→ **Instructions for the task**
Set down the records once more, please, exactly and with the pictures left out.

Dataset items

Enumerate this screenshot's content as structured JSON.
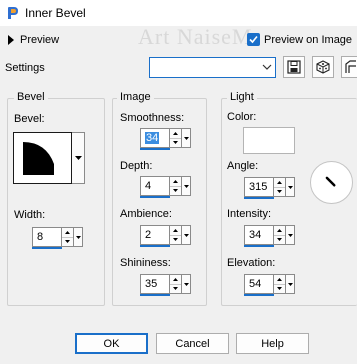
{
  "window": {
    "title": "Inner Bevel"
  },
  "preview": {
    "label": "Preview",
    "watermark": "Art NaiseM",
    "checkbox_label": "Preview on Image",
    "checked": true
  },
  "settings": {
    "label": "Settings",
    "preset_value": ""
  },
  "bevel": {
    "group_title": "Bevel",
    "bevel_label": "Bevel:",
    "width_label": "Width:",
    "width_value": "8"
  },
  "image": {
    "group_title": "Image",
    "smoothness_label": "Smoothness:",
    "smoothness_value": "34",
    "depth_label": "Depth:",
    "depth_value": "4",
    "ambience_label": "Ambience:",
    "ambience_value": "2",
    "shininess_label": "Shininess:",
    "shininess_value": "35"
  },
  "light": {
    "group_title": "Light",
    "color_label": "Color:",
    "color_value": "#ffffff",
    "angle_label": "Angle:",
    "angle_value": "315",
    "intensity_label": "Intensity:",
    "intensity_value": "34",
    "elevation_label": "Elevation:",
    "elevation_value": "54"
  },
  "buttons": {
    "ok": "OK",
    "cancel": "Cancel",
    "help": "Help"
  },
  "colors": {
    "accent": "#1a6fc9",
    "dialog_bg": "#f0f0f0"
  }
}
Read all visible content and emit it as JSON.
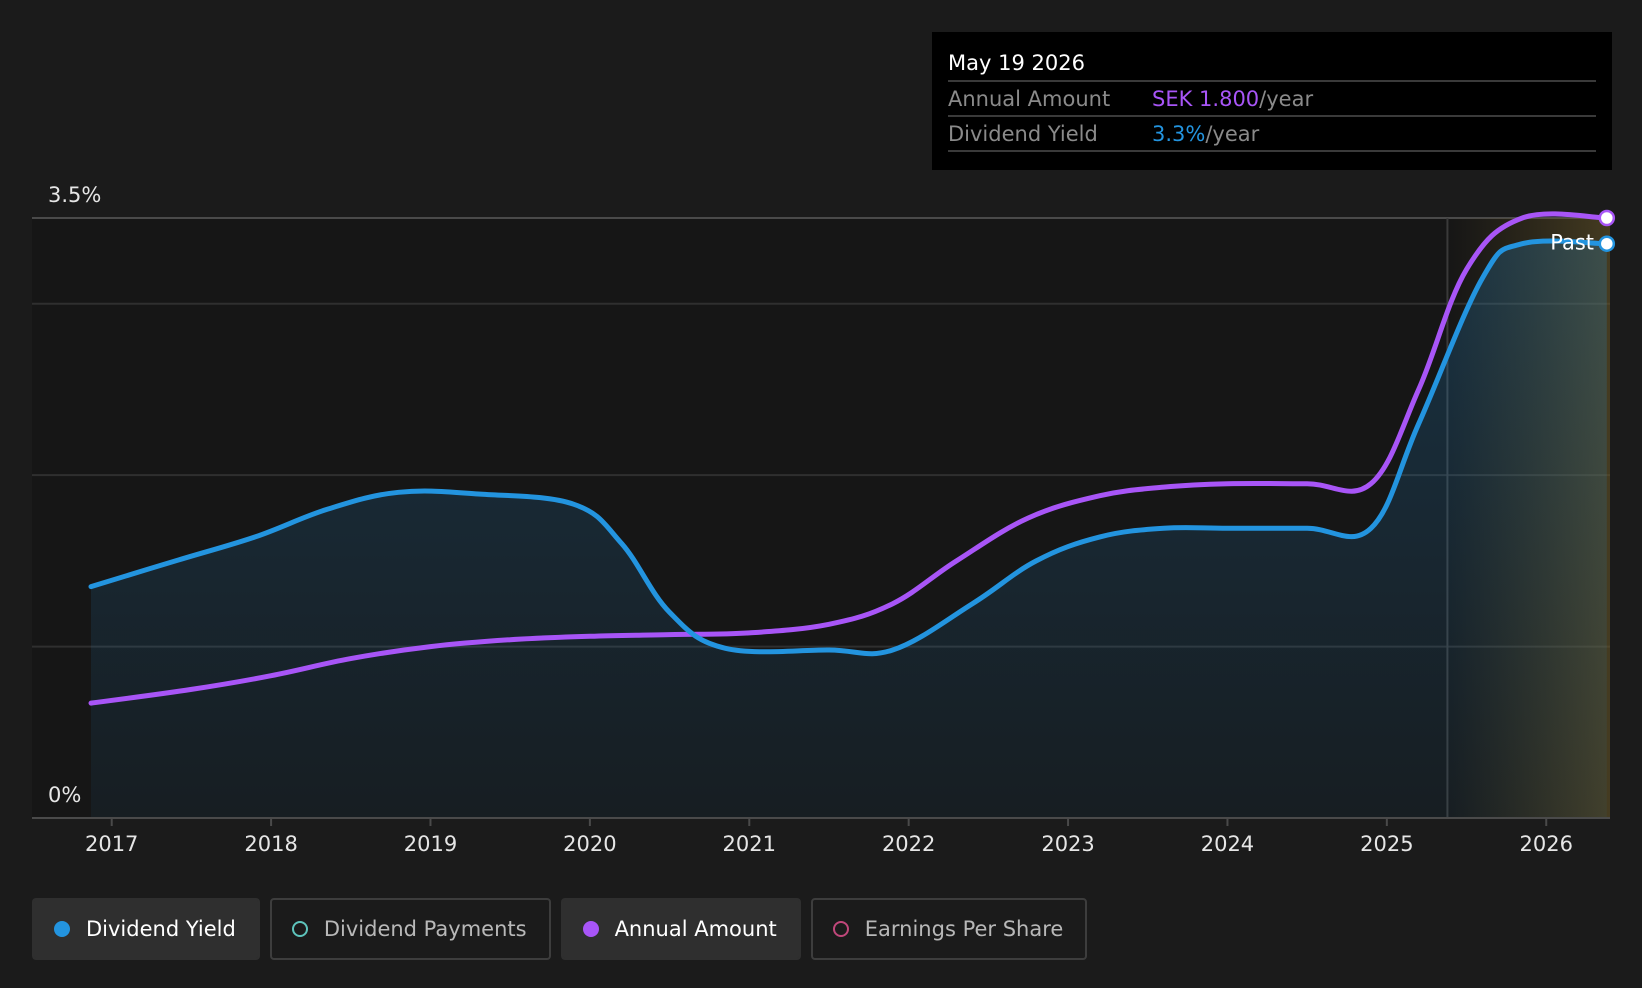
{
  "tooltip": {
    "date": "May 19 2026",
    "annual_label": "Annual Amount",
    "annual_value": "SEK 1.800",
    "annual_unit": "/year",
    "yield_label": "Dividend Yield",
    "yield_value": "3.3%",
    "yield_unit": "/year"
  },
  "legend": [
    {
      "label": "Dividend Yield",
      "color": "#2394df",
      "filled": true,
      "active": true
    },
    {
      "label": "Dividend Payments",
      "color": "#5ec4bc",
      "filled": false,
      "active": false
    },
    {
      "label": "Annual Amount",
      "color": "#a855f7",
      "filled": true,
      "active": true
    },
    {
      "label": "Earnings Per Share",
      "color": "#c0477a",
      "filled": false,
      "active": false
    }
  ],
  "colors": {
    "yield": "#2394df",
    "annual": "#a855f7",
    "background": "#1b1b1b",
    "plot_background": "#161616"
  },
  "chart_data": {
    "type": "line",
    "xlim": [
      2016.5,
      2026.4
    ],
    "ylim": [
      0,
      3.5
    ],
    "y_tick_labels": [
      {
        "value": 3.5,
        "label": "3.5%"
      },
      {
        "value": 0,
        "label": "0%"
      }
    ],
    "gridlines": [
      0,
      1,
      2,
      3,
      3.5
    ],
    "x_ticks": [
      2017,
      2018,
      2019,
      2020,
      2021,
      2022,
      2023,
      2024,
      2025,
      2026
    ],
    "past_label": "Past",
    "past_start": 2025.38,
    "series": [
      {
        "name": "Dividend Yield",
        "color": "#2394df",
        "fill": true,
        "points": [
          [
            2016.87,
            1.35
          ],
          [
            2017.4,
            1.5
          ],
          [
            2017.9,
            1.64
          ],
          [
            2018.35,
            1.8
          ],
          [
            2018.8,
            1.9
          ],
          [
            2019.3,
            1.89
          ],
          [
            2019.9,
            1.83
          ],
          [
            2020.2,
            1.6
          ],
          [
            2020.5,
            1.2
          ],
          [
            2020.85,
            0.99
          ],
          [
            2021.5,
            0.98
          ],
          [
            2021.9,
            0.98
          ],
          [
            2022.4,
            1.25
          ],
          [
            2022.8,
            1.5
          ],
          [
            2023.2,
            1.64
          ],
          [
            2023.6,
            1.69
          ],
          [
            2024.0,
            1.69
          ],
          [
            2024.5,
            1.69
          ],
          [
            2024.9,
            1.69
          ],
          [
            2025.2,
            2.3
          ],
          [
            2025.6,
            3.15
          ],
          [
            2025.85,
            3.35
          ],
          [
            2026.38,
            3.35
          ]
        ]
      },
      {
        "name": "Annual Amount",
        "color": "#a855f7",
        "fill": false,
        "points": [
          [
            2016.87,
            0.67
          ],
          [
            2017.5,
            0.75
          ],
          [
            2018.0,
            0.83
          ],
          [
            2018.5,
            0.93
          ],
          [
            2019.0,
            1.0
          ],
          [
            2019.5,
            1.04
          ],
          [
            2020.0,
            1.06
          ],
          [
            2020.5,
            1.07
          ],
          [
            2021.0,
            1.08
          ],
          [
            2021.5,
            1.13
          ],
          [
            2021.9,
            1.25
          ],
          [
            2022.3,
            1.5
          ],
          [
            2022.75,
            1.75
          ],
          [
            2023.2,
            1.88
          ],
          [
            2023.6,
            1.93
          ],
          [
            2024.0,
            1.95
          ],
          [
            2024.5,
            1.95
          ],
          [
            2024.9,
            1.95
          ],
          [
            2025.2,
            2.5
          ],
          [
            2025.5,
            3.2
          ],
          [
            2025.85,
            3.5
          ],
          [
            2026.38,
            3.5
          ]
        ]
      }
    ]
  }
}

→ **Answer for this exercise**
Enumerate this screenshot's content as structured JSON.
{
  "window": {
    "title": "Inner Bevel"
  },
  "preview": {
    "label": "Preview",
    "watermark": "Art NaiseM",
    "checkbox_label": "Preview on Image",
    "checked": true
  },
  "settings": {
    "label": "Settings",
    "preset_value": ""
  },
  "bevel": {
    "group_title": "Bevel",
    "bevel_label": "Bevel:",
    "width_label": "Width:",
    "width_value": "8"
  },
  "image": {
    "group_title": "Image",
    "smoothness_label": "Smoothness:",
    "smoothness_value": "34",
    "depth_label": "Depth:",
    "depth_value": "4",
    "ambience_label": "Ambience:",
    "ambience_value": "2",
    "shininess_label": "Shininess:",
    "shininess_value": "35"
  },
  "light": {
    "group_title": "Light",
    "color_label": "Color:",
    "color_value": "#ffffff",
    "angle_label": "Angle:",
    "angle_value": "315",
    "intensity_label": "Intensity:",
    "intensity_value": "34",
    "elevation_label": "Elevation:",
    "elevation_value": "54"
  },
  "buttons": {
    "ok": "OK",
    "cancel": "Cancel",
    "help": "Help"
  },
  "colors": {
    "accent": "#1a6fc9",
    "dialog_bg": "#f0f0f0"
  }
}
Read all visible content and emit it as JSON.
{
  "tooltip": {
    "date": "May 19 2026",
    "annual_label": "Annual Amount",
    "annual_value": "SEK 1.800",
    "annual_unit": "/year",
    "yield_label": "Dividend Yield",
    "yield_value": "3.3%",
    "yield_unit": "/year"
  },
  "legend": [
    {
      "label": "Dividend Yield",
      "color": "#2394df",
      "filled": true,
      "active": true
    },
    {
      "label": "Dividend Payments",
      "color": "#5ec4bc",
      "filled": false,
      "active": false
    },
    {
      "label": "Annual Amount",
      "color": "#a855f7",
      "filled": true,
      "active": true
    },
    {
      "label": "Earnings Per Share",
      "color": "#c0477a",
      "filled": false,
      "active": false
    }
  ],
  "colors": {
    "yield": "#2394df",
    "annual": "#a855f7",
    "background": "#1b1b1b",
    "plot_background": "#161616"
  },
  "chart_data": {
    "type": "line",
    "xlim": [
      2016.5,
      2026.4
    ],
    "ylim": [
      0,
      3.5
    ],
    "y_tick_labels": [
      {
        "value": 3.5,
        "label": "3.5%"
      },
      {
        "value": 0,
        "label": "0%"
      }
    ],
    "gridlines": [
      0,
      1,
      2,
      3,
      3.5
    ],
    "x_ticks": [
      2017,
      2018,
      2019,
      2020,
      2021,
      2022,
      2023,
      2024,
      2025,
      2026
    ],
    "past_label": "Past",
    "past_start": 2025.38,
    "series": [
      {
        "name": "Dividend Yield",
        "color": "#2394df",
        "fill": true,
        "points": [
          [
            2016.87,
            1.35
          ],
          [
            2017.4,
            1.5
          ],
          [
            2017.9,
            1.64
          ],
          [
            2018.35,
            1.8
          ],
          [
            2018.8,
            1.9
          ],
          [
            2019.3,
            1.89
          ],
          [
            2019.9,
            1.83
          ],
          [
            2020.2,
            1.6
          ],
          [
            2020.5,
            1.2
          ],
          [
            2020.85,
            0.99
          ],
          [
            2021.5,
            0.98
          ],
          [
            2021.9,
            0.98
          ],
          [
            2022.4,
            1.25
          ],
          [
            2022.8,
            1.5
          ],
          [
            2023.2,
            1.64
          ],
          [
            2023.6,
            1.69
          ],
          [
            2024.0,
            1.69
          ],
          [
            2024.5,
            1.69
          ],
          [
            2024.9,
            1.69
          ],
          [
            2025.2,
            2.3
          ],
          [
            2025.6,
            3.15
          ],
          [
            2025.85,
            3.35
          ],
          [
            2026.38,
            3.35
          ]
        ]
      },
      {
        "name": "Annual Amount",
        "color": "#a855f7",
        "fill": false,
        "points": [
          [
            2016.87,
            0.67
          ],
          [
            2017.5,
            0.75
          ],
          [
            2018.0,
            0.83
          ],
          [
            2018.5,
            0.93
          ],
          [
            2019.0,
            1.0
          ],
          [
            2019.5,
            1.04
          ],
          [
            2020.0,
            1.06
          ],
          [
            2020.5,
            1.07
          ],
          [
            2021.0,
            1.08
          ],
          [
            2021.5,
            1.13
          ],
          [
            2021.9,
            1.25
          ],
          [
            2022.3,
            1.5
          ],
          [
            2022.75,
            1.75
          ],
          [
            2023.2,
            1.88
          ],
          [
            2023.6,
            1.93
          ],
          [
            2024.0,
            1.95
          ],
          [
            2024.5,
            1.95
          ],
          [
            2024.9,
            1.95
          ],
          [
            2025.2,
            2.5
          ],
          [
            2025.5,
            3.2
          ],
          [
            2025.85,
            3.5
          ],
          [
            2026.38,
            3.5
          ]
        ]
      }
    ]
  }
}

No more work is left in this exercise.